#### What you have to do:
Will you write out all the entries below exactly?
>> Begin
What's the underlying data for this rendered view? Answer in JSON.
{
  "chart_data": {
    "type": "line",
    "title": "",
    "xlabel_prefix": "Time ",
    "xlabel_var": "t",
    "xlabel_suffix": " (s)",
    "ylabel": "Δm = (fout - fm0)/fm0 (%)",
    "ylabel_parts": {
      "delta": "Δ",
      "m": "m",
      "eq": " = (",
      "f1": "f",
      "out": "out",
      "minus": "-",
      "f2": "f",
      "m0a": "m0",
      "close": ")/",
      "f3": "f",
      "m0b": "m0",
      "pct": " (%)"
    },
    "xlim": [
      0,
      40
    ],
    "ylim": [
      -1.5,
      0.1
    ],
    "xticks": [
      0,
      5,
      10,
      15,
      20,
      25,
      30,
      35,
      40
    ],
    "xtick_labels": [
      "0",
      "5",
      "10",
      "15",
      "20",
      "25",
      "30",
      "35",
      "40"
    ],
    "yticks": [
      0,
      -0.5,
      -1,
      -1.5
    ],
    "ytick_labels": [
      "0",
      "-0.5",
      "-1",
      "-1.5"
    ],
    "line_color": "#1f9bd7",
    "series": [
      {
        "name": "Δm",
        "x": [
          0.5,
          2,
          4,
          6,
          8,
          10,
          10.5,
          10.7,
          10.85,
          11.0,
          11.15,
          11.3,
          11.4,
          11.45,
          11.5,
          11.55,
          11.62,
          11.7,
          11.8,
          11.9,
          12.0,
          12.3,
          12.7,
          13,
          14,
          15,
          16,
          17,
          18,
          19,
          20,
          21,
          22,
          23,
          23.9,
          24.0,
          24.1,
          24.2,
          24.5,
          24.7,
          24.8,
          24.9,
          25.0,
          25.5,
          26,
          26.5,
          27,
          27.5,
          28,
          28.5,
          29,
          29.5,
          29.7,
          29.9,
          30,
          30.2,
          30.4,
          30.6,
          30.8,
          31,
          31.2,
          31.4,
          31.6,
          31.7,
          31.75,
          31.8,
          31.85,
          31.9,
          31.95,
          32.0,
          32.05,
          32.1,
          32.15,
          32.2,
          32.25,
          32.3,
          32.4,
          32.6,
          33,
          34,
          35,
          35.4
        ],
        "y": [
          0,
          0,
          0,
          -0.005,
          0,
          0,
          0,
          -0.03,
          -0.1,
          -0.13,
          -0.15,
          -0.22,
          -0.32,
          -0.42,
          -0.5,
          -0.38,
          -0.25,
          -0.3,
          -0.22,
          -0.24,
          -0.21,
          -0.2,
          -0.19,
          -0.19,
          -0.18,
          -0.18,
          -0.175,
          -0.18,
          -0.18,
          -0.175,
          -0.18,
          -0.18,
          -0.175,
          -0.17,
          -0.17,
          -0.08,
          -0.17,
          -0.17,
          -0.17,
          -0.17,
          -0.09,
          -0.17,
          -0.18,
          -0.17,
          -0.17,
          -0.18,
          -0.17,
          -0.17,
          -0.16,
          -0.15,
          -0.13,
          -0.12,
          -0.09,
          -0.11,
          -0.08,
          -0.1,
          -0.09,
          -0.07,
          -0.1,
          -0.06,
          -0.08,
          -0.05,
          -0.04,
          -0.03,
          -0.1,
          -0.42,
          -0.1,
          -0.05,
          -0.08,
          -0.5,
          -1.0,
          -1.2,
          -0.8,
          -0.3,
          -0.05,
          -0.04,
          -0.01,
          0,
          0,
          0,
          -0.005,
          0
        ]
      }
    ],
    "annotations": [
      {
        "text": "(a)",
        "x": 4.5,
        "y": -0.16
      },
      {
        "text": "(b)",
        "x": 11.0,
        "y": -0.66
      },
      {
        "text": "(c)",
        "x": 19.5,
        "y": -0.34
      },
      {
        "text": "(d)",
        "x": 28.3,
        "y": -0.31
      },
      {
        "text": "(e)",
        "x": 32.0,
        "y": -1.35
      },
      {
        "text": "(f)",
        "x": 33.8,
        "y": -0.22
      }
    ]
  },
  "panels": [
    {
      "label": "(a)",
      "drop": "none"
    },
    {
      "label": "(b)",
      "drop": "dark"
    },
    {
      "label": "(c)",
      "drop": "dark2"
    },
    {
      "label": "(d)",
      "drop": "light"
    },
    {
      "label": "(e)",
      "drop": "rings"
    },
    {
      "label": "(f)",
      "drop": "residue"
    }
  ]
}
>> End
#### The output:
What's the underlying data for this rendered view? Answer in JSON.
{
  "chart_data": {
    "type": "line",
    "title": "",
    "xlabel_prefix": "Time ",
    "xlabel_var": "t",
    "xlabel_suffix": " (s)",
    "ylabel": "Δm = (fout - fm0)/fm0 (%)",
    "ylabel_parts": {
      "delta": "Δ",
      "m": "m",
      "eq": " = (",
      "f1": "f",
      "out": "out",
      "minus": "-",
      "f2": "f",
      "m0a": "m0",
      "close": ")/",
      "f3": "f",
      "m0b": "m0",
      "pct": " (%)"
    },
    "xlim": [
      0,
      40
    ],
    "ylim": [
      -1.5,
      0.1
    ],
    "xticks": [
      0,
      5,
      10,
      15,
      20,
      25,
      30,
      35,
      40
    ],
    "xtick_labels": [
      "0",
      "5",
      "10",
      "15",
      "20",
      "25",
      "30",
      "35",
      "40"
    ],
    "yticks": [
      0,
      -0.5,
      -1,
      -1.5
    ],
    "ytick_labels": [
      "0",
      "-0.5",
      "-1",
      "-1.5"
    ],
    "line_color": "#1f9bd7",
    "series": [
      {
        "name": "Δm",
        "x": [
          0.5,
          2,
          4,
          6,
          8,
          10,
          10.5,
          10.7,
          10.85,
          11.0,
          11.15,
          11.3,
          11.4,
          11.45,
          11.5,
          11.55,
          11.62,
          11.7,
          11.8,
          11.9,
          12.0,
          12.3,
          12.7,
          13,
          14,
          15,
          16,
          17,
          18,
          19,
          20,
          21,
          22,
          23,
          23.9,
          24.0,
          24.1,
          24.2,
          24.5,
          24.7,
          24.8,
          24.9,
          25.0,
          25.5,
          26,
          26.5,
          27,
          27.5,
          28,
          28.5,
          29,
          29.5,
          29.7,
          29.9,
          30,
          30.2,
          30.4,
          30.6,
          30.8,
          31,
          31.2,
          31.4,
          31.6,
          31.7,
          31.75,
          31.8,
          31.85,
          31.9,
          31.95,
          32.0,
          32.05,
          32.1,
          32.15,
          32.2,
          32.25,
          32.3,
          32.4,
          32.6,
          33,
          34,
          35,
          35.4
        ],
        "y": [
          0,
          0,
          0,
          -0.005,
          0,
          0,
          0,
          -0.03,
          -0.1,
          -0.13,
          -0.15,
          -0.22,
          -0.32,
          -0.42,
          -0.5,
          -0.38,
          -0.25,
          -0.3,
          -0.22,
          -0.24,
          -0.21,
          -0.2,
          -0.19,
          -0.19,
          -0.18,
          -0.18,
          -0.175,
          -0.18,
          -0.18,
          -0.175,
          -0.18,
          -0.18,
          -0.175,
          -0.17,
          -0.17,
          -0.08,
          -0.17,
          -0.17,
          -0.17,
          -0.17,
          -0.09,
          -0.17,
          -0.18,
          -0.17,
          -0.17,
          -0.18,
          -0.17,
          -0.17,
          -0.16,
          -0.15,
          -0.13,
          -0.12,
          -0.09,
          -0.11,
          -0.08,
          -0.1,
          -0.09,
          -0.07,
          -0.1,
          -0.06,
          -0.08,
          -0.05,
          -0.04,
          -0.03,
          -0.1,
          -0.42,
          -0.1,
          -0.05,
          -0.08,
          -0.5,
          -1.0,
          -1.2,
          -0.8,
          -0.3,
          -0.05,
          -0.04,
          -0.01,
          0,
          0,
          0,
          -0.005,
          0
        ]
      }
    ],
    "annotations": [
      {
        "text": "(a)",
        "x": 4.5,
        "y": -0.16
      },
      {
        "text": "(b)",
        "x": 11.0,
        "y": -0.66
      },
      {
        "text": "(c)",
        "x": 19.5,
        "y": -0.34
      },
      {
        "text": "(d)",
        "x": 28.3,
        "y": -0.31
      },
      {
        "text": "(e)",
        "x": 32.0,
        "y": -1.35
      },
      {
        "text": "(f)",
        "x": 33.8,
        "y": -0.22
      }
    ]
  },
  "panels": [
    {
      "label": "(a)",
      "drop": "none"
    },
    {
      "label": "(b)",
      "drop": "dark"
    },
    {
      "label": "(c)",
      "drop": "dark2"
    },
    {
      "label": "(d)",
      "drop": "light"
    },
    {
      "label": "(e)",
      "drop": "rings"
    },
    {
      "label": "(f)",
      "drop": "residue"
    }
  ]
}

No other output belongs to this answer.